* begin DATA ENTRIES *
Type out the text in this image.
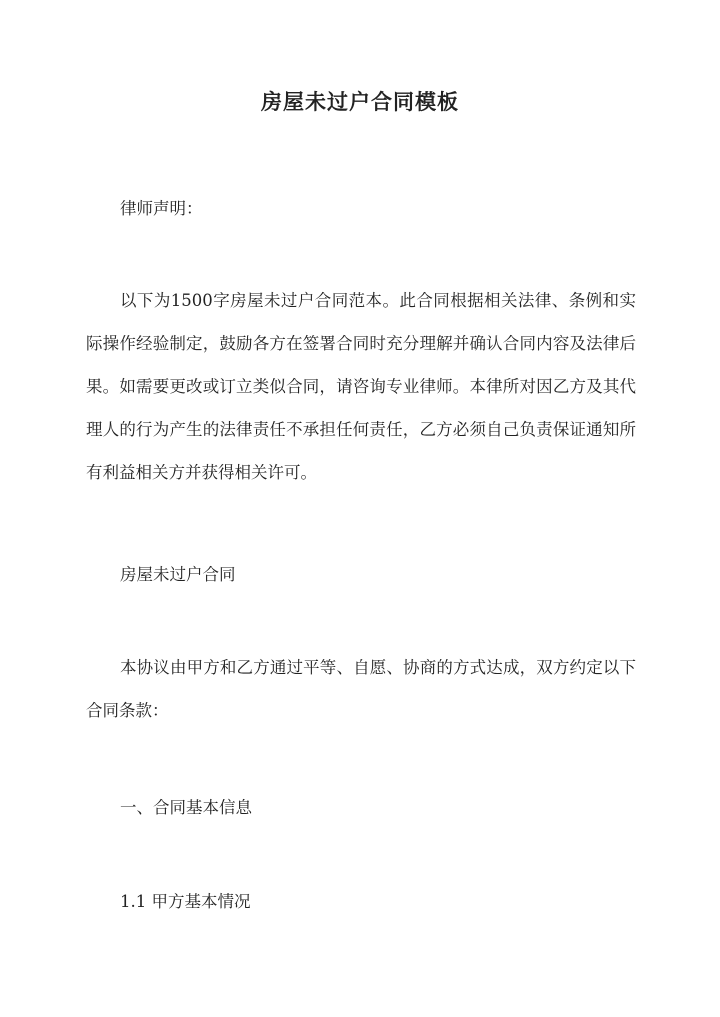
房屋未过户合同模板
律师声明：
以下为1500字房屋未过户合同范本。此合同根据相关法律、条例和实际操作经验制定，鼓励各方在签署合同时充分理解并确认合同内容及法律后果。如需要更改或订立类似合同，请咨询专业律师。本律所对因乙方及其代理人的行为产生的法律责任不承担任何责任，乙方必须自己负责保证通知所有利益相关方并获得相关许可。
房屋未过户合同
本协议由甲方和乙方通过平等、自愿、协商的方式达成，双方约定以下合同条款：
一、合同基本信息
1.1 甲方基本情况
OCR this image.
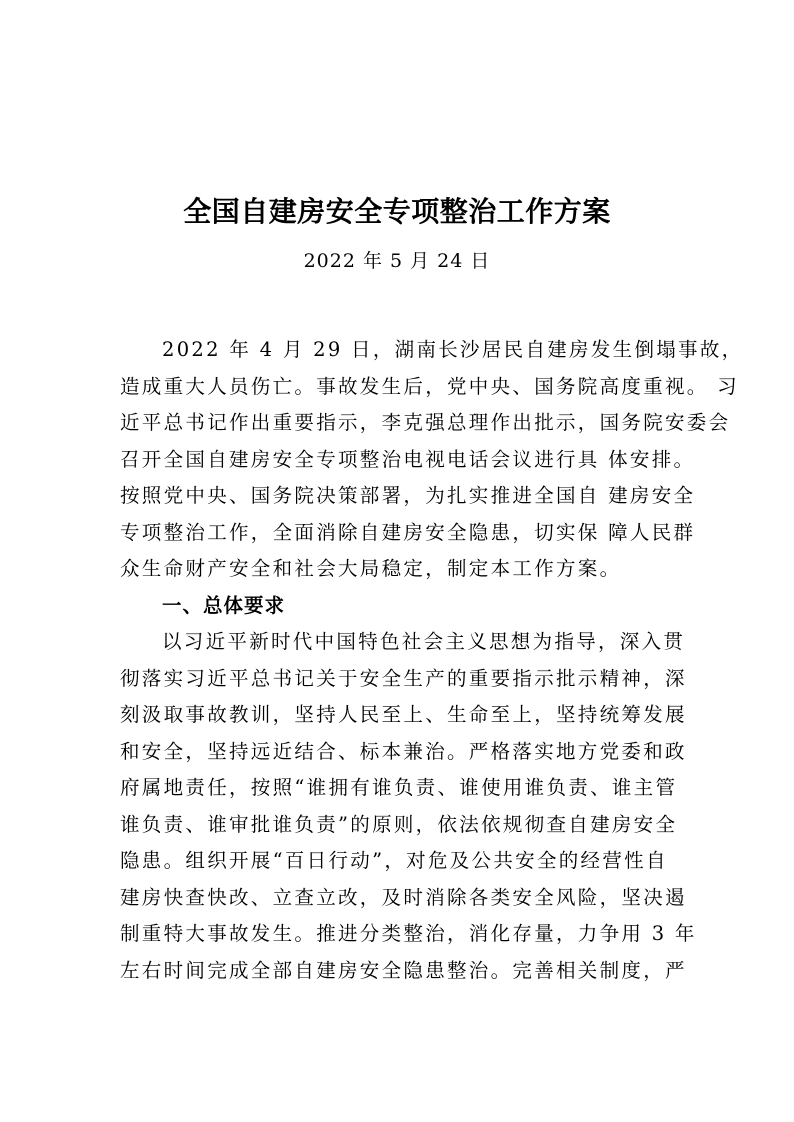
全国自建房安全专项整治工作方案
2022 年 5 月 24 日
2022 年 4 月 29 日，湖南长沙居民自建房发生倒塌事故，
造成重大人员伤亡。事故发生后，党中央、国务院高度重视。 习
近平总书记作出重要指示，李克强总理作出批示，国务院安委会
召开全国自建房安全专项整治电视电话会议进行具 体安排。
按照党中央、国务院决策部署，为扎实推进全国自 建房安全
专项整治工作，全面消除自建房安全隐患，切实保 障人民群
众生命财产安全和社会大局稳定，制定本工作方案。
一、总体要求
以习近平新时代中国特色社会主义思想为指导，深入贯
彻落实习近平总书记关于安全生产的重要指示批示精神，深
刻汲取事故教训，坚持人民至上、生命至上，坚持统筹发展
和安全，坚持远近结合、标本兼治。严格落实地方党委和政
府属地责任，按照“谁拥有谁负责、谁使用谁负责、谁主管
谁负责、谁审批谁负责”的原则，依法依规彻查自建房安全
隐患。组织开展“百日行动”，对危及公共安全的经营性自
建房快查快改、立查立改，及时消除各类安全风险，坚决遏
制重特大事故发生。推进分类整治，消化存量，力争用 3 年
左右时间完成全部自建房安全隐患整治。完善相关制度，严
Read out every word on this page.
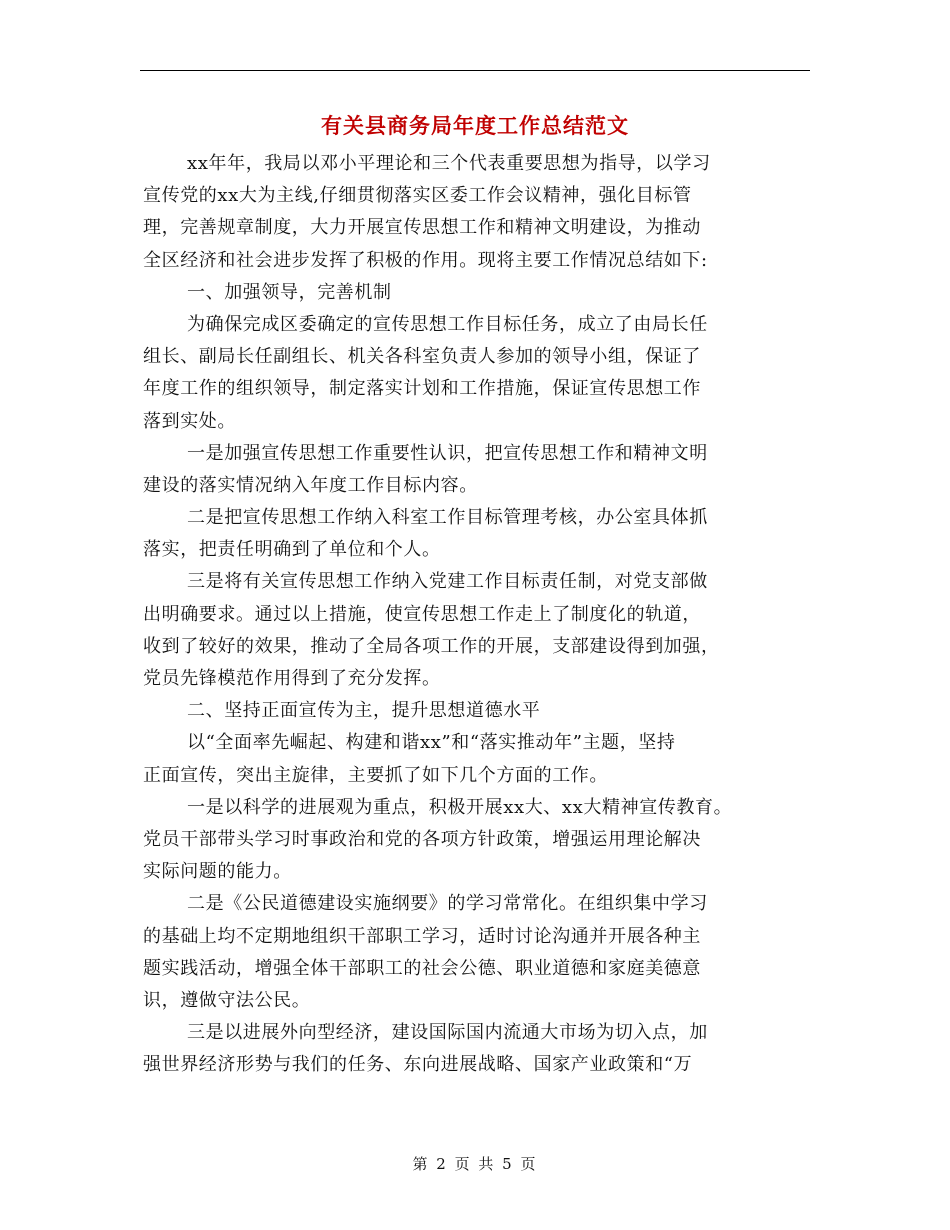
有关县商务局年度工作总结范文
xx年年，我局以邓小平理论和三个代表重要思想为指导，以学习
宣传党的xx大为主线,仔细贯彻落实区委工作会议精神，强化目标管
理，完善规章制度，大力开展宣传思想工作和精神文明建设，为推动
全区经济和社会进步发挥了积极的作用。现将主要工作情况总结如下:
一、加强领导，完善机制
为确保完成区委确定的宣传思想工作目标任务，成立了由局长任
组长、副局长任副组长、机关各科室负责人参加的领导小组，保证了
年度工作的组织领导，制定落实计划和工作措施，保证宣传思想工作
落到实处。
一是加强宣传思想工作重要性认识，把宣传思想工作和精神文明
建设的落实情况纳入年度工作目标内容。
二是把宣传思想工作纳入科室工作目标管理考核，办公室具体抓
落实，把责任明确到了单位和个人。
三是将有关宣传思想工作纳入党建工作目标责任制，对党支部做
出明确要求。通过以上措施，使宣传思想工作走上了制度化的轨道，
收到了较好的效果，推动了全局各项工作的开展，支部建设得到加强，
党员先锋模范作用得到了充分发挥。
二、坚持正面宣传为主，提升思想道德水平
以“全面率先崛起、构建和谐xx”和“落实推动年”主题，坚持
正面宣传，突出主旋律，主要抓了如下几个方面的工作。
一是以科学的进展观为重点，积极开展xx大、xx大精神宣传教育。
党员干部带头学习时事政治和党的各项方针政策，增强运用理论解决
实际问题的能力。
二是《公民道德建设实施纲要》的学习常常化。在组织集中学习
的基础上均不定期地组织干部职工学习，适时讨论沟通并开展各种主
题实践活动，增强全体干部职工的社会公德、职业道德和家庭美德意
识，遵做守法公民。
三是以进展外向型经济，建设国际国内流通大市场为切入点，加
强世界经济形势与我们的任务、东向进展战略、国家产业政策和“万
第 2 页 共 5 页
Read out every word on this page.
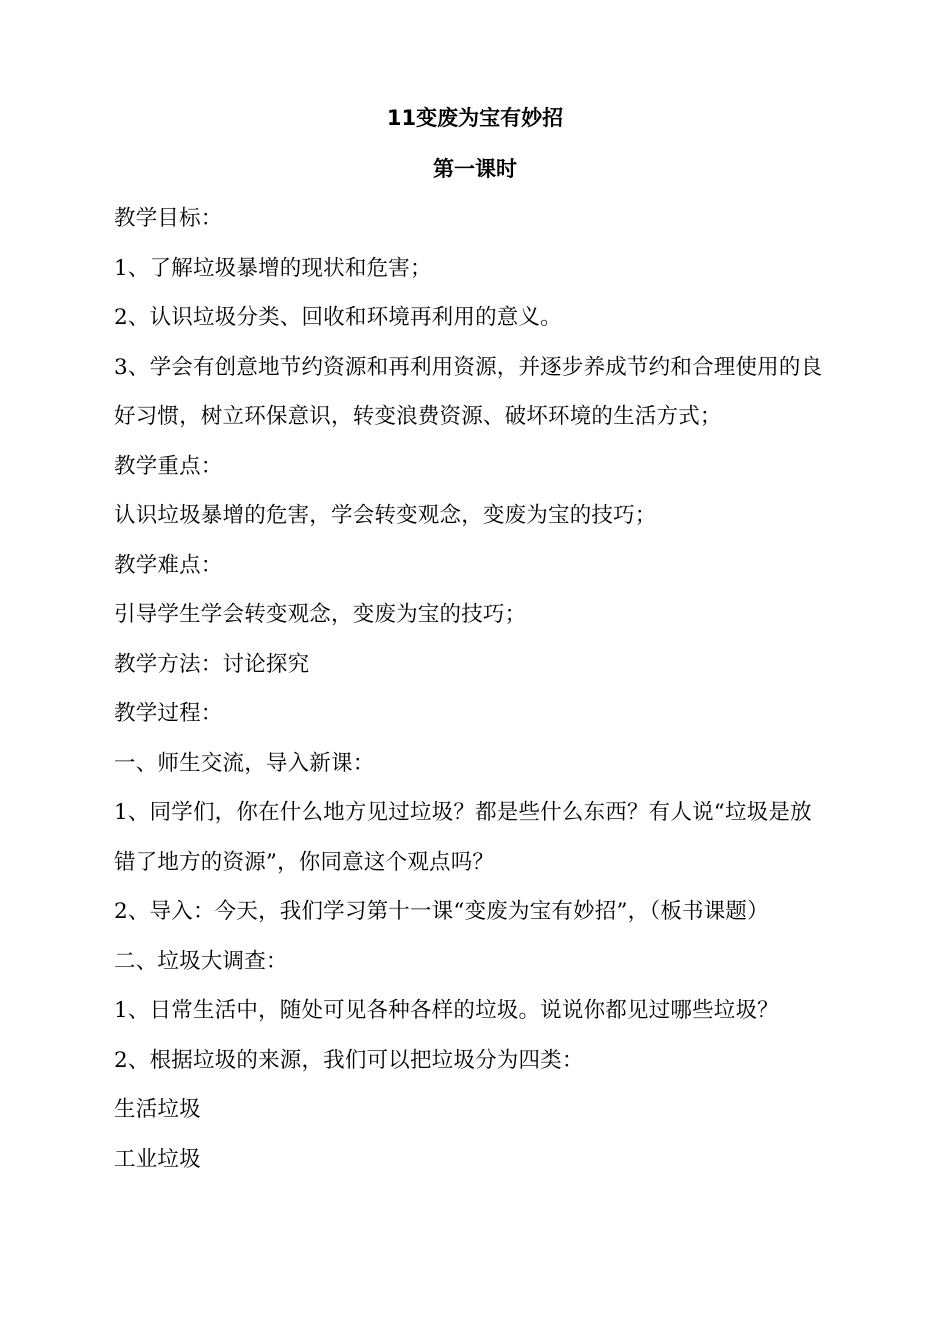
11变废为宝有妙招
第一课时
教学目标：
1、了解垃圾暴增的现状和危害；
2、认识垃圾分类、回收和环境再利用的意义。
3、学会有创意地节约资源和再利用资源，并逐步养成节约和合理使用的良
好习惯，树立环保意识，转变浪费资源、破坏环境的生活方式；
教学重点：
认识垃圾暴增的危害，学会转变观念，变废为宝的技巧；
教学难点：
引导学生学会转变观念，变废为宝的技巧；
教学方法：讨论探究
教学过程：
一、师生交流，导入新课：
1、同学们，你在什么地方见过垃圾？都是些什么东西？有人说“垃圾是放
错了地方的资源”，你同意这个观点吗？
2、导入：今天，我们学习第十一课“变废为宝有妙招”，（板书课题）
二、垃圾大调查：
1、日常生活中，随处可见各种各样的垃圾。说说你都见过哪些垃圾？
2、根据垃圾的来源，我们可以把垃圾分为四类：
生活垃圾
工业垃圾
* end DATA ENTRIES *
### PROBLEM
Omit the pictures, then quote the rest of the material above exactly.

### EXPECTED ANSWER
Type out the text in this image.
房屋未过户合同模板
律师声明：
以下为1500字房屋未过户合同范本。此合同根据相关法律、条例和实际操作经验制定，鼓励各方在签署合同时充分理解并确认合同内容及法律后果。如需要更改或订立类似合同，请咨询专业律师。本律所对因乙方及其代理人的行为产生的法律责任不承担任何责任，乙方必须自己负责保证通知所有利益相关方并获得相关许可。
房屋未过户合同
本协议由甲方和乙方通过平等、自愿、协商的方式达成，双方约定以下合同条款：
一、合同基本信息
1.1 甲方基本情况
OCR this image.
全国自建房安全专项整治工作方案
2022 年 5 月 24 日
2022 年 4 月 29 日，湖南长沙居民自建房发生倒塌事故，
造成重大人员伤亡。事故发生后，党中央、国务院高度重视。 习
近平总书记作出重要指示，李克强总理作出批示，国务院安委会
召开全国自建房安全专项整治电视电话会议进行具 体安排。
按照党中央、国务院决策部署，为扎实推进全国自 建房安全
专项整治工作，全面消除自建房安全隐患，切实保 障人民群
众生命财产安全和社会大局稳定，制定本工作方案。
一、总体要求
以习近平新时代中国特色社会主义思想为指导，深入贯
彻落实习近平总书记关于安全生产的重要指示批示精神，深
刻汲取事故教训，坚持人民至上、生命至上，坚持统筹发展
和安全，坚持远近结合、标本兼治。严格落实地方党委和政
府属地责任，按照“谁拥有谁负责、谁使用谁负责、谁主管
谁负责、谁审批谁负责”的原则，依法依规彻查自建房安全
隐患。组织开展“百日行动”，对危及公共安全的经营性自
建房快查快改、立查立改，及时消除各类安全风险，坚决遏
制重特大事故发生。推进分类整治，消化存量，力争用 3 年
左右时间完成全部自建房安全隐患整治。完善相关制度，严
Read out every word on this page.
有关县商务局年度工作总结范文
xx年年，我局以邓小平理论和三个代表重要思想为指导，以学习
宣传党的xx大为主线,仔细贯彻落实区委工作会议精神，强化目标管
理，完善规章制度，大力开展宣传思想工作和精神文明建设，为推动
全区经济和社会进步发挥了积极的作用。现将主要工作情况总结如下:
一、加强领导，完善机制
为确保完成区委确定的宣传思想工作目标任务，成立了由局长任
组长、副局长任副组长、机关各科室负责人参加的领导小组，保证了
年度工作的组织领导，制定落实计划和工作措施，保证宣传思想工作
落到实处。
一是加强宣传思想工作重要性认识，把宣传思想工作和精神文明
建设的落实情况纳入年度工作目标内容。
二是把宣传思想工作纳入科室工作目标管理考核，办公室具体抓
落实，把责任明确到了单位和个人。
三是将有关宣传思想工作纳入党建工作目标责任制，对党支部做
出明确要求。通过以上措施，使宣传思想工作走上了制度化的轨道，
收到了较好的效果，推动了全局各项工作的开展，支部建设得到加强，
党员先锋模范作用得到了充分发挥。
二、坚持正面宣传为主，提升思想道德水平
以“全面率先崛起、构建和谐xx”和“落实推动年”主题，坚持
正面宣传，突出主旋律，主要抓了如下几个方面的工作。
一是以科学的进展观为重点，积极开展xx大、xx大精神宣传教育。
党员干部带头学习时事政治和党的各项方针政策，增强运用理论解决
实际问题的能力。
二是《公民道德建设实施纲要》的学习常常化。在组织集中学习
的基础上均不定期地组织干部职工学习，适时讨论沟通并开展各种主
题实践活动，增强全体干部职工的社会公德、职业道德和家庭美德意
识，遵做守法公民。
三是以进展外向型经济，建设国际国内流通大市场为切入点，加
强世界经济形势与我们的任务、东向进展战略、国家产业政策和“万
第 2 页 共 5 页
Read out every word on this page.
11变废为宝有妙招
第一课时
教学目标：
1、了解垃圾暴增的现状和危害；
2、认识垃圾分类、回收和环境再利用的意义。
3、学会有创意地节约资源和再利用资源，并逐步养成节约和合理使用的良
好习惯，树立环保意识，转变浪费资源、破坏环境的生活方式；
教学重点：
认识垃圾暴增的危害，学会转变观念，变废为宝的技巧；
教学难点：
引导学生学会转变观念，变废为宝的技巧；
教学方法：讨论探究
教学过程：
一、师生交流，导入新课：
1、同学们，你在什么地方见过垃圾？都是些什么东西？有人说“垃圾是放
错了地方的资源”，你同意这个观点吗？
2、导入：今天，我们学习第十一课“变废为宝有妙招”，（板书课题）
二、垃圾大调查：
1、日常生活中，随处可见各种各样的垃圾。说说你都见过哪些垃圾？
2、根据垃圾的来源，我们可以把垃圾分为四类：
生活垃圾
工业垃圾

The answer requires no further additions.